SHORT TASK
Give again, word for word, only the lines from the one containing "Parse this screenshot: output" through the final line.

────

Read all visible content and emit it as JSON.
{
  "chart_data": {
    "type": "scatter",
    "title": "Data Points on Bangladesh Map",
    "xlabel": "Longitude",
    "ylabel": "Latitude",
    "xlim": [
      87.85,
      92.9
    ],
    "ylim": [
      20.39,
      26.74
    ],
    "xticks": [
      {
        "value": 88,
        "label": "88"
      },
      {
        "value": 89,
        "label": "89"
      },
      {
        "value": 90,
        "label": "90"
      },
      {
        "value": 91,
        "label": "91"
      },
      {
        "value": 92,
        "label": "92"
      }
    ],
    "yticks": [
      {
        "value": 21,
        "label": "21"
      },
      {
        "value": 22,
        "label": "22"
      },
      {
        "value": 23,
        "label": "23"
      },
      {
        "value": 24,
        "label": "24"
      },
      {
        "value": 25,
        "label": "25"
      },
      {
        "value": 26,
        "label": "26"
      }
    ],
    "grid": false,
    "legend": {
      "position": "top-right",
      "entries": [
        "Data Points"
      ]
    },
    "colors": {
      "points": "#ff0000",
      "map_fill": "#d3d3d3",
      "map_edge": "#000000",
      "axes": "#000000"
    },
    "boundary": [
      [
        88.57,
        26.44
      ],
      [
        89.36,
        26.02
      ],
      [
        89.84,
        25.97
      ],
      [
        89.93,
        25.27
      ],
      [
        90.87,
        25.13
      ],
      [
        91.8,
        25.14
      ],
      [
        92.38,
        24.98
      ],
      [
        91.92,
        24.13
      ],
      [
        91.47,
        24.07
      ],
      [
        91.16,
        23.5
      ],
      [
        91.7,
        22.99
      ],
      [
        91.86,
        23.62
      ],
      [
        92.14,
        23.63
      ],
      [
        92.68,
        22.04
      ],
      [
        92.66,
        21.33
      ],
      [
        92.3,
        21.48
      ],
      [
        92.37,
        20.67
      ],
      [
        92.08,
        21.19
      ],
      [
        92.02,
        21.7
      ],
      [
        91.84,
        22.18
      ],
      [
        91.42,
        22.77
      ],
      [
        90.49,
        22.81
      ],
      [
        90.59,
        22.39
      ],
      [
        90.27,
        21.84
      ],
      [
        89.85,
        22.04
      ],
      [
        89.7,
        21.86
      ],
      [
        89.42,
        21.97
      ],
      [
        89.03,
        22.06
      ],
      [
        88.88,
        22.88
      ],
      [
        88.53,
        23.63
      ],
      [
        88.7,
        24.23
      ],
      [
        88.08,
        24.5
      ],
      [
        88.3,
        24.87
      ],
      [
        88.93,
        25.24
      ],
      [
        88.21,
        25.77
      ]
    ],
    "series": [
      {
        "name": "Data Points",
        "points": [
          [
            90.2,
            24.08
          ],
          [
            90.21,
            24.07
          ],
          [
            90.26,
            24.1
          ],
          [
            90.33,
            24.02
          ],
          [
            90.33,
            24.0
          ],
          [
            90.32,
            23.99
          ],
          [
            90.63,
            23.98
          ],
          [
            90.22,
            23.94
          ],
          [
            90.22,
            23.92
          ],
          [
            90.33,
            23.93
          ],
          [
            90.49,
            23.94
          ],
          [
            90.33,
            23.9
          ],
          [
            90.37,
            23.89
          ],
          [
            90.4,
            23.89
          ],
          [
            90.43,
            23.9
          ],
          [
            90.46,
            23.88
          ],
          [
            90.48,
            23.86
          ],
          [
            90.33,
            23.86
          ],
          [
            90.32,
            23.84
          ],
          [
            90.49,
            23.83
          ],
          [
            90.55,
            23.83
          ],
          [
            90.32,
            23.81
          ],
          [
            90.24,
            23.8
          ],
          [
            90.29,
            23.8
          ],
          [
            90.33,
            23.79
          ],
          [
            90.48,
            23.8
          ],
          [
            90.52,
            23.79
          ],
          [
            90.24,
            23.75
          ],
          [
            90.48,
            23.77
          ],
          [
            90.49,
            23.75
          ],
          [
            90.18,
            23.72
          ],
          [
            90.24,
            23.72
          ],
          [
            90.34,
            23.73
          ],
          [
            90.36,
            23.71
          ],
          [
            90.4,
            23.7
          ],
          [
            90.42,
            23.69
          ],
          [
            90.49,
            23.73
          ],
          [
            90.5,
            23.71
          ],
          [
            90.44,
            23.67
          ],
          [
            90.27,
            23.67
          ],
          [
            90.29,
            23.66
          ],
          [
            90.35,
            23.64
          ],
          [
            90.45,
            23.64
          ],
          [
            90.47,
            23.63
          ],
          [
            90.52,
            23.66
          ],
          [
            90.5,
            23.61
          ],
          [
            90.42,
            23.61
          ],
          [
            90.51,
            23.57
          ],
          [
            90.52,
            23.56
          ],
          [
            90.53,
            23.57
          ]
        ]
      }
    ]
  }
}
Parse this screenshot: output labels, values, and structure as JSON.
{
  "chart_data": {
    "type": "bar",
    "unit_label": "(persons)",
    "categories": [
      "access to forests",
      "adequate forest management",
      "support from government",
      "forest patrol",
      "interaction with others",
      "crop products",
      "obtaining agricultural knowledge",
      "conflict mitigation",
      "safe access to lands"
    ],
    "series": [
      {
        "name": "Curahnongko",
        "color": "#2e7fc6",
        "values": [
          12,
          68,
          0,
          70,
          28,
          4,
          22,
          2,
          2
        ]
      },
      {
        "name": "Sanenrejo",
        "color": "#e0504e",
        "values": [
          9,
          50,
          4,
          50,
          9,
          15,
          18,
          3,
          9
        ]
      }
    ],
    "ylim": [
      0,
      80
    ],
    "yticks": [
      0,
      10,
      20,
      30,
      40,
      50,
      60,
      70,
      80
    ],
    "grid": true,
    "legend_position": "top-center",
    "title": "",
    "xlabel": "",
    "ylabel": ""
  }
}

────

ANSWER
Parse this screenshot: output labels, values, and structure as JSON.
{
  "chart_data": {
    "type": "bar",
    "unit_label": "(persons)",
    "categories": [
      "access to forests",
      "adequate forest management",
      "support from government",
      "forest patrol",
      "interaction with others",
      "crop products",
      "obtaining agricultural knowledge",
      "conflict mitigation",
      "safe access to lands"
    ],
    "series": [
      {
        "name": "Curahnongko",
        "color": "#2e7fc6",
        "values": [
          12,
          68,
          0,
          70,
          28,
          4,
          22,
          2,
          2
        ]
      },
      {
        "name": "Sanenrejo",
        "color": "#e0504e",
        "values": [
          9,
          50,
          4,
          50,
          9,
          15,
          18,
          3,
          9
        ]
      }
    ],
    "ylim": [
      0,
      80
    ],
    "yticks": [
      0,
      10,
      20,
      30,
      40,
      50,
      60,
      70,
      80
    ],
    "grid": true,
    "legend_position": "top-center",
    "title": "",
    "xlabel": "",
    "ylabel": ""
  }
}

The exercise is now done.